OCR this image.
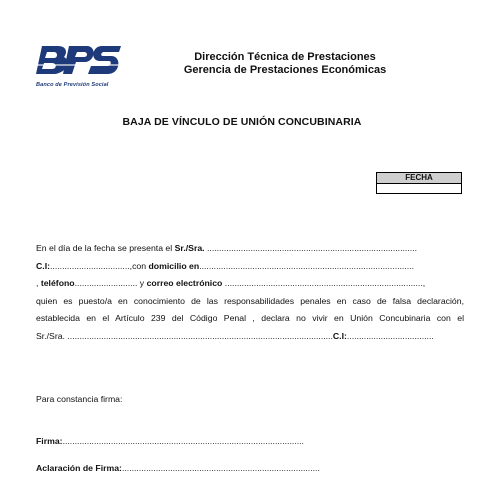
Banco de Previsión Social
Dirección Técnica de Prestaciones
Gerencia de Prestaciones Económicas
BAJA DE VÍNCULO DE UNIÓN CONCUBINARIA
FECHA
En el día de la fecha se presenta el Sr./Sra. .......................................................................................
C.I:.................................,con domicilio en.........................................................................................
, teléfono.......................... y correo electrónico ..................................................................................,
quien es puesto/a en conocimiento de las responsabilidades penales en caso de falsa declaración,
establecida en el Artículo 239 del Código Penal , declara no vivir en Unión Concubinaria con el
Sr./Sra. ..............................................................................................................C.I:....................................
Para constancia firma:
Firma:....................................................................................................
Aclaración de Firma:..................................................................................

==

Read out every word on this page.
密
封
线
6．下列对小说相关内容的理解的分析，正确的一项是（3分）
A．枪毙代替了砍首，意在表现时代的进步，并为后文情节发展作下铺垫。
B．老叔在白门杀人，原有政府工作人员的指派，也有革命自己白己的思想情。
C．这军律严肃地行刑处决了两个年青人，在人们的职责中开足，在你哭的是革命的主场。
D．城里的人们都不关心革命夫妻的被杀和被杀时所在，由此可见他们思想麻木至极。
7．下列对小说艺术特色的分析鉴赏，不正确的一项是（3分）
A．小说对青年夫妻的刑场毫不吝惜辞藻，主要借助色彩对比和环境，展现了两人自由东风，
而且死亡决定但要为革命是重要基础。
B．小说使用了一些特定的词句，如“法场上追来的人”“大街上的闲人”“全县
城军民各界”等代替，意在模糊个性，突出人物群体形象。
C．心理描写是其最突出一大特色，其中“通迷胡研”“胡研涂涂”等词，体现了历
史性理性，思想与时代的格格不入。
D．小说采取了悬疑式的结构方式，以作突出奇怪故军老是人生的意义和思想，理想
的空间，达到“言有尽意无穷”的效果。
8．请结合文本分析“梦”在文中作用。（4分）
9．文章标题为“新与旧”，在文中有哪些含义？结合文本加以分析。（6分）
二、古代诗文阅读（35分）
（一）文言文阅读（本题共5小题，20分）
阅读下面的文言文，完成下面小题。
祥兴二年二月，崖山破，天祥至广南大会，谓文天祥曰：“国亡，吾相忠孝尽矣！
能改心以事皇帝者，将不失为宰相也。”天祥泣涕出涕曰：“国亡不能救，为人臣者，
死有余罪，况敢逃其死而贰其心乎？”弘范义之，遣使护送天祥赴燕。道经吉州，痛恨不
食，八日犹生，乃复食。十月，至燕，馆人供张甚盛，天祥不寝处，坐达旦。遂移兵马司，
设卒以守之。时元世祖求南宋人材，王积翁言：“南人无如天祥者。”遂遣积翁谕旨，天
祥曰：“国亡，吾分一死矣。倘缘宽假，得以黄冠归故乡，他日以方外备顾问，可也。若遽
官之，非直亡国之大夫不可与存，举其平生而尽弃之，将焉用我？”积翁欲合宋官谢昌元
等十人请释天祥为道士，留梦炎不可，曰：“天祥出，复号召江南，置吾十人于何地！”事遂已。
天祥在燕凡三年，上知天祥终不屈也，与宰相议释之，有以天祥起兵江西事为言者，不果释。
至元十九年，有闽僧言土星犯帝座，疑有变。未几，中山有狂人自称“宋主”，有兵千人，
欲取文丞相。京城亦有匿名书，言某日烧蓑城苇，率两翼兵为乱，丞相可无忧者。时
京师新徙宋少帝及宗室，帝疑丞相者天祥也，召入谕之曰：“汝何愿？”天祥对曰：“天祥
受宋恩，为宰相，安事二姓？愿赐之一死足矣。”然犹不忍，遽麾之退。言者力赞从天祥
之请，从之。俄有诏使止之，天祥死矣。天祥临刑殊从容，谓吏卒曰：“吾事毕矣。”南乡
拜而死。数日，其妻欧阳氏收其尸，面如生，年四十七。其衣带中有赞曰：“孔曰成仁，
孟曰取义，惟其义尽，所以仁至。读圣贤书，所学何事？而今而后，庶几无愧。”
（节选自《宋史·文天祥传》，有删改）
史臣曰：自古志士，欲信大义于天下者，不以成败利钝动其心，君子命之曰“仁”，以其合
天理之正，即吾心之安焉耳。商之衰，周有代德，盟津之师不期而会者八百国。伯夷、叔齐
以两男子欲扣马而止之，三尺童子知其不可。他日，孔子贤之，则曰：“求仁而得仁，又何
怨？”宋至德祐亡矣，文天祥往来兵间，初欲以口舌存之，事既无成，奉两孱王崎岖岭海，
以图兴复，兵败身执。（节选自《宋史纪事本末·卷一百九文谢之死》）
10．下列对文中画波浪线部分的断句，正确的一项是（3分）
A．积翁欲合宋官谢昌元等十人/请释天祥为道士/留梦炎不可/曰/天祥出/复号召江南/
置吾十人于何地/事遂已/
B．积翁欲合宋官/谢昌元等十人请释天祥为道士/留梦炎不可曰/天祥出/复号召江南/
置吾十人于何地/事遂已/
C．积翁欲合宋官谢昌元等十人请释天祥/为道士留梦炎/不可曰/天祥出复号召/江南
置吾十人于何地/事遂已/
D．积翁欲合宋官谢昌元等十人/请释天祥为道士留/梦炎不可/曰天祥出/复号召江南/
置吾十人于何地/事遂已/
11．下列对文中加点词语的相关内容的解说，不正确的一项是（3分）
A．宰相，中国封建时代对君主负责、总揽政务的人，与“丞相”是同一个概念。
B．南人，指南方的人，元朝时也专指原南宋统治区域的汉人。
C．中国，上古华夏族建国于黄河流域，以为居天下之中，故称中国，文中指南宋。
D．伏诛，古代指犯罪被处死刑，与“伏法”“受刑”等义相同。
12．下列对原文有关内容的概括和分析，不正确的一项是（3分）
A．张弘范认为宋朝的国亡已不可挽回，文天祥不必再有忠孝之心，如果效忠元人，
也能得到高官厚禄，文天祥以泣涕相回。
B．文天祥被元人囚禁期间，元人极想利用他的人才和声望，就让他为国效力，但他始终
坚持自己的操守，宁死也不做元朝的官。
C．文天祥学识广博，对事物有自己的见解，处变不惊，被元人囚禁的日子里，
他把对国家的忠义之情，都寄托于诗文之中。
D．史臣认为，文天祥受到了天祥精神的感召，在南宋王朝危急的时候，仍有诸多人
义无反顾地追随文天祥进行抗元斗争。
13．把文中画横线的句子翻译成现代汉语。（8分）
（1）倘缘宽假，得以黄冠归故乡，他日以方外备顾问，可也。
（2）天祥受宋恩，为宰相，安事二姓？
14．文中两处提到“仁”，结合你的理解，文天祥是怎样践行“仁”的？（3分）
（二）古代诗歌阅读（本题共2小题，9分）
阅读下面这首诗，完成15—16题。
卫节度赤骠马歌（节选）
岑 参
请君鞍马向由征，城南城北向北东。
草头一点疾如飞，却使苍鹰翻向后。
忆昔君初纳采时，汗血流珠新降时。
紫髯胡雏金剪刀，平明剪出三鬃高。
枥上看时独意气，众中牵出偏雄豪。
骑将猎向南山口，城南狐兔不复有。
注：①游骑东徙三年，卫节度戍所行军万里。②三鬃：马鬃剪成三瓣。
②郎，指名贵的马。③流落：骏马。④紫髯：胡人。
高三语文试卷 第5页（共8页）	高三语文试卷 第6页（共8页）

## WORK INSTRUCTIONS
Where a line in the entries holds "他日以方外备顾问", copy that line.

## TASK SOLUTION
祥曰：“国亡，吾分一死矣。倘缘宽假，得以黄冠归故乡，他日以方外备顾问，可也。若遽
（1）倘缘宽假，得以黄冠归故乡，他日以方外备顾问，可也。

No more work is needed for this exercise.